** BEGIN **

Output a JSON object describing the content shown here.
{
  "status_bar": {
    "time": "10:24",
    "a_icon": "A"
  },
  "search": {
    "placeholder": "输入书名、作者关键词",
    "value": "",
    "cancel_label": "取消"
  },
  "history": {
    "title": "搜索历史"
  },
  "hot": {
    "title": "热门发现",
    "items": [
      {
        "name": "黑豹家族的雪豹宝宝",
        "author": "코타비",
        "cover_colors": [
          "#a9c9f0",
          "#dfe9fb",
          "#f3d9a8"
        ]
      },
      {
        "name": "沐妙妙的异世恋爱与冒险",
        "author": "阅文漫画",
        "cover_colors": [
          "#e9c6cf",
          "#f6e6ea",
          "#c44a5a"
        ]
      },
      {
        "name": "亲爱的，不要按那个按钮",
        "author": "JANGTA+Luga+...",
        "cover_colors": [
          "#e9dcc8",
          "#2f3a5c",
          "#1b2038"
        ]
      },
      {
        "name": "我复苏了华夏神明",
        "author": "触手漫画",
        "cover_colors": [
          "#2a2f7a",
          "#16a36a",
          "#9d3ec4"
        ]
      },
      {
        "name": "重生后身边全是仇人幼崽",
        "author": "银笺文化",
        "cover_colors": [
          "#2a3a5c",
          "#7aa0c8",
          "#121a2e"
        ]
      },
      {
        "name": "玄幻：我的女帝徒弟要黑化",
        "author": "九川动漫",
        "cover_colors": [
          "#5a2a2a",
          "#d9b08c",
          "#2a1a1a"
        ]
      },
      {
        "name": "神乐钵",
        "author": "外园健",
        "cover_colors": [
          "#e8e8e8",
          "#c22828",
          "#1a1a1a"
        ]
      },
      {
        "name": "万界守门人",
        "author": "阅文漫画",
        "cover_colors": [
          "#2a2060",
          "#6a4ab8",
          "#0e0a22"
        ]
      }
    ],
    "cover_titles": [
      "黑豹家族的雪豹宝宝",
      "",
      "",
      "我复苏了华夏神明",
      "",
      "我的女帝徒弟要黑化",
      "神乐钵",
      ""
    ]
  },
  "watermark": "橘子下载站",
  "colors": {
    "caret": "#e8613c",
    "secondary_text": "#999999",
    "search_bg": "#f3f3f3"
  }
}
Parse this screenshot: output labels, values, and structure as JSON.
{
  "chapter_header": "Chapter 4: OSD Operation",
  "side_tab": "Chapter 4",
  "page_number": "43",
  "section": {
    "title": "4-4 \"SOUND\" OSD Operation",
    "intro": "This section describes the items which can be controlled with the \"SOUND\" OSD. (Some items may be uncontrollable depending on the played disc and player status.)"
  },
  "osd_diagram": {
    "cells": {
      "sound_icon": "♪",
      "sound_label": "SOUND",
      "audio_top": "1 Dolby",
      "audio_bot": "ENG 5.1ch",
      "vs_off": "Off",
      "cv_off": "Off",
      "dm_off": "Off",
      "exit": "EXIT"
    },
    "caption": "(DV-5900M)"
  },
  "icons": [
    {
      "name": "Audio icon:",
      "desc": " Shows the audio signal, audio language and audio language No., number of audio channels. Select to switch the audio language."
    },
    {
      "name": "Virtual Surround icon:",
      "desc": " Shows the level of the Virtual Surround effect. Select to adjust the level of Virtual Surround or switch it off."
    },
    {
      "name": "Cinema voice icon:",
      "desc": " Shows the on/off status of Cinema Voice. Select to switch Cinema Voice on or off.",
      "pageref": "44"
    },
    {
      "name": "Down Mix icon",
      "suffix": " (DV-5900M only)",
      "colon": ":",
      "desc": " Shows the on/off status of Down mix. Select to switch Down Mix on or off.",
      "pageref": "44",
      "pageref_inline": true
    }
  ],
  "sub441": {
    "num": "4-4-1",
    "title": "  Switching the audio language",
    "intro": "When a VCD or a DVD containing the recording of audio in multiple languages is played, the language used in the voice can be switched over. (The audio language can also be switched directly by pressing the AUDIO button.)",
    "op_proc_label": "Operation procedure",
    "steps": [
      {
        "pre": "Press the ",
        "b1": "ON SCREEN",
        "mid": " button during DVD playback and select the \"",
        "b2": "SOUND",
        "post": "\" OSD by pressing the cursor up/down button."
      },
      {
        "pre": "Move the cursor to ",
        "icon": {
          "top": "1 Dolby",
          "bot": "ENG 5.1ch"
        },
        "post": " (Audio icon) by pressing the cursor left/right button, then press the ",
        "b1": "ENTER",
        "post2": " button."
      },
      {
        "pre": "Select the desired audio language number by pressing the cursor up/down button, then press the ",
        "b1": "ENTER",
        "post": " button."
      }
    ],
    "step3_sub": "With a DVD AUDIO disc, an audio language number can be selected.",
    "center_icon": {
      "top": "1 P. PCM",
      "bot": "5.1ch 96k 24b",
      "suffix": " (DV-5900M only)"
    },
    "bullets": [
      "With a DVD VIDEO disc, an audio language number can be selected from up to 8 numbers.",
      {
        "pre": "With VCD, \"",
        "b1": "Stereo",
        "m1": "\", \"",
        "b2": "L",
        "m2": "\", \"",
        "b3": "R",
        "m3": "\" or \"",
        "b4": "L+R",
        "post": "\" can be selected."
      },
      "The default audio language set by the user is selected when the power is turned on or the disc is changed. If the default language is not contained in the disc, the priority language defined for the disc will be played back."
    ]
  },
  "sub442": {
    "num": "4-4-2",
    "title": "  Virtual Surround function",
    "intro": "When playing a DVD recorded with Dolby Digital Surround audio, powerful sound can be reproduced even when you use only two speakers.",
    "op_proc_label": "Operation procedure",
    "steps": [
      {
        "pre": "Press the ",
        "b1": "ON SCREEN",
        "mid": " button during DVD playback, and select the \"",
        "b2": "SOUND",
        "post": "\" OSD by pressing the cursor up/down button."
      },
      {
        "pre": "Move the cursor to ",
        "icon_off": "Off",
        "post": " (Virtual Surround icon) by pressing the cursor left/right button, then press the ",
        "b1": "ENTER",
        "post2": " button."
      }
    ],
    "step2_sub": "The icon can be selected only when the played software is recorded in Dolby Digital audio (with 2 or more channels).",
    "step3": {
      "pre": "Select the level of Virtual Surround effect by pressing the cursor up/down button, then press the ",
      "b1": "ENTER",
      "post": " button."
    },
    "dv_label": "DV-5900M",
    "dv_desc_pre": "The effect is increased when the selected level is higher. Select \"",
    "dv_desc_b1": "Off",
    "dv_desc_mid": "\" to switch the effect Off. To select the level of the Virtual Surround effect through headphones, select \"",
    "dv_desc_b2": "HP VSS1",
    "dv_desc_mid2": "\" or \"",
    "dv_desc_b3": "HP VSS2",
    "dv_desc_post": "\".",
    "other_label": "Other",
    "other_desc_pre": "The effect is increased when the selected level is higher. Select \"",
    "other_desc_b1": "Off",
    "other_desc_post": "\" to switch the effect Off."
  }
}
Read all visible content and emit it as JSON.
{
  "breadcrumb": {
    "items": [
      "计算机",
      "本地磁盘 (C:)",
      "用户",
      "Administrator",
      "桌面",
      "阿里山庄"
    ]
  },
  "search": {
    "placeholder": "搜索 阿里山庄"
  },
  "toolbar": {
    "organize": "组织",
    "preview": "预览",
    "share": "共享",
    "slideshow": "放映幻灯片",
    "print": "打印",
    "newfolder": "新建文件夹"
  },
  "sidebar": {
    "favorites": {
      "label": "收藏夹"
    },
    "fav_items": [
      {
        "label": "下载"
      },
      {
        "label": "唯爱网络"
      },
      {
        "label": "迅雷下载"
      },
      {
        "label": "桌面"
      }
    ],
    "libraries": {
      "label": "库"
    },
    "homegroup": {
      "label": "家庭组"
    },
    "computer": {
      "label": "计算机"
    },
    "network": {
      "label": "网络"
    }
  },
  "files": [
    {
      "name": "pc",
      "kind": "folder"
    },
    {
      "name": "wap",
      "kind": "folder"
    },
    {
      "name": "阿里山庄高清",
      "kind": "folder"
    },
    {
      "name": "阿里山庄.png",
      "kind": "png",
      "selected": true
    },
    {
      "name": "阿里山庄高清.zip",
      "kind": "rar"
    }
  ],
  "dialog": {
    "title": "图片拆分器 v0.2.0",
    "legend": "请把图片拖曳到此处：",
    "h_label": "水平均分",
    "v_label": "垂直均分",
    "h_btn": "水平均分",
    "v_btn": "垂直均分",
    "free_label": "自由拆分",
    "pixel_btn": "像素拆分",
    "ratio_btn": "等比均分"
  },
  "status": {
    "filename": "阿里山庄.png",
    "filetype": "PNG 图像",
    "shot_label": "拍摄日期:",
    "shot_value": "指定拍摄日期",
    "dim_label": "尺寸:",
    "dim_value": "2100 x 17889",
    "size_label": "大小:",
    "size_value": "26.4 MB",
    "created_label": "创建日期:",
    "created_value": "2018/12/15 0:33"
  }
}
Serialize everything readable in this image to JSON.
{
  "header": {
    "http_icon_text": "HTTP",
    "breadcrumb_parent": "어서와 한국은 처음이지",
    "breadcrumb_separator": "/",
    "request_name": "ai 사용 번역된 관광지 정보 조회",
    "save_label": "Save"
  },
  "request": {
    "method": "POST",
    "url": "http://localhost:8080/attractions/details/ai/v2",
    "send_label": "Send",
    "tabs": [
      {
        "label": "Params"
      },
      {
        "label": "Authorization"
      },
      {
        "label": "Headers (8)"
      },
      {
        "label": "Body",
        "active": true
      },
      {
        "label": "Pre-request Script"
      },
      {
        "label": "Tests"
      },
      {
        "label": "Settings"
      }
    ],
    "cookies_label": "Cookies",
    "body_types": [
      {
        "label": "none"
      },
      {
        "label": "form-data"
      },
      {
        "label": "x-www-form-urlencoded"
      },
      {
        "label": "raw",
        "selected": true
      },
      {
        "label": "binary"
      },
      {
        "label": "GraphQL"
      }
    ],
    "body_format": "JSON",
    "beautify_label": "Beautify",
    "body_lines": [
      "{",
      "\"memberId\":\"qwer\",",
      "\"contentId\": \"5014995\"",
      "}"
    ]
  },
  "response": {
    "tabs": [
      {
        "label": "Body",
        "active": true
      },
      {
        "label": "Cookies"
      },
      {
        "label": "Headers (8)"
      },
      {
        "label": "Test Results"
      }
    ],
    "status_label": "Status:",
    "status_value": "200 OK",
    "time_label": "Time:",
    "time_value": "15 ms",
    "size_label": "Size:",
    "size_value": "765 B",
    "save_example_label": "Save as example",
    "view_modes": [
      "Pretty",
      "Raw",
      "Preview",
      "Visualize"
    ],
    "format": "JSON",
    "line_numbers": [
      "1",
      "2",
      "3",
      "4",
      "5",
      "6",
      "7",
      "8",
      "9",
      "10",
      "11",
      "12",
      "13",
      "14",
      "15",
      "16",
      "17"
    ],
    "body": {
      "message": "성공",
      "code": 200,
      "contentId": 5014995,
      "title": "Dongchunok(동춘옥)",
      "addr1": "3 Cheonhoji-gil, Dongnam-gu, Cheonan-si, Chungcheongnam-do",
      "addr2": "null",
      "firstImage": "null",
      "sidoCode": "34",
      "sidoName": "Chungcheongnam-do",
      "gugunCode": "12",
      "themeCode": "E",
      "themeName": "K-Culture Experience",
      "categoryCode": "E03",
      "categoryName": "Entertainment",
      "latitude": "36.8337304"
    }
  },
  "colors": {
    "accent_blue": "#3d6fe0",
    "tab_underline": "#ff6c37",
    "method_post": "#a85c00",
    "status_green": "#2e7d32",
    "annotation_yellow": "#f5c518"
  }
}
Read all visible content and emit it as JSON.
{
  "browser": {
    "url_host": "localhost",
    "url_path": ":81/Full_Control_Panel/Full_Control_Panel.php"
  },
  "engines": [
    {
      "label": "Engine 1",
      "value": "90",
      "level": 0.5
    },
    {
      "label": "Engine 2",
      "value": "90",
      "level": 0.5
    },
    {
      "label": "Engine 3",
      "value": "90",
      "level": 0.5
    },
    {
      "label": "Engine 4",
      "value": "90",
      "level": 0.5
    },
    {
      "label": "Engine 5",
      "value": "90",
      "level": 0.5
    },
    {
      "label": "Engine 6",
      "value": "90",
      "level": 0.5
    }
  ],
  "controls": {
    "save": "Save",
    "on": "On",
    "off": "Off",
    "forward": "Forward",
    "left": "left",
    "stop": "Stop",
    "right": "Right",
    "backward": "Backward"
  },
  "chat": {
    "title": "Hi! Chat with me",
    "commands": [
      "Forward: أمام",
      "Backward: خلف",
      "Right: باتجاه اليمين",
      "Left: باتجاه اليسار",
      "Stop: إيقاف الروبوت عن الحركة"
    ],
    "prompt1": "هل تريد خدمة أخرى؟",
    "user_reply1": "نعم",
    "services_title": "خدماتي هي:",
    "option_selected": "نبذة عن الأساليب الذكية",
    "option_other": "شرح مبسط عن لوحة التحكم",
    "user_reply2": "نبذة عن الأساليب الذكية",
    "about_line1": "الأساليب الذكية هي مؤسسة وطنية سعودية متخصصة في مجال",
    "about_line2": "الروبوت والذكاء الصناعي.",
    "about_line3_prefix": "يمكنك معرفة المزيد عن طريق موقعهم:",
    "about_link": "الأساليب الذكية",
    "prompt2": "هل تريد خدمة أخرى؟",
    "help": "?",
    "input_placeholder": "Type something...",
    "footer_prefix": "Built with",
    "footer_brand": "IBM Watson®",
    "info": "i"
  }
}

** END **

Check the data for the word "Dolby" and pull out the lines that have it.

COMPLETED TASK
      "audio_top": "1 Dolby",
          "top": "1 Dolby",
    "intro": "When playing a DVD recorded with Dolby Digital Surround audio, powerful sound can be reproduced even when you use only two speakers.",
    "step2_sub": "The icon can be selected only when the played software is recorded in Dolby Digital audio (with 2 or more channels).",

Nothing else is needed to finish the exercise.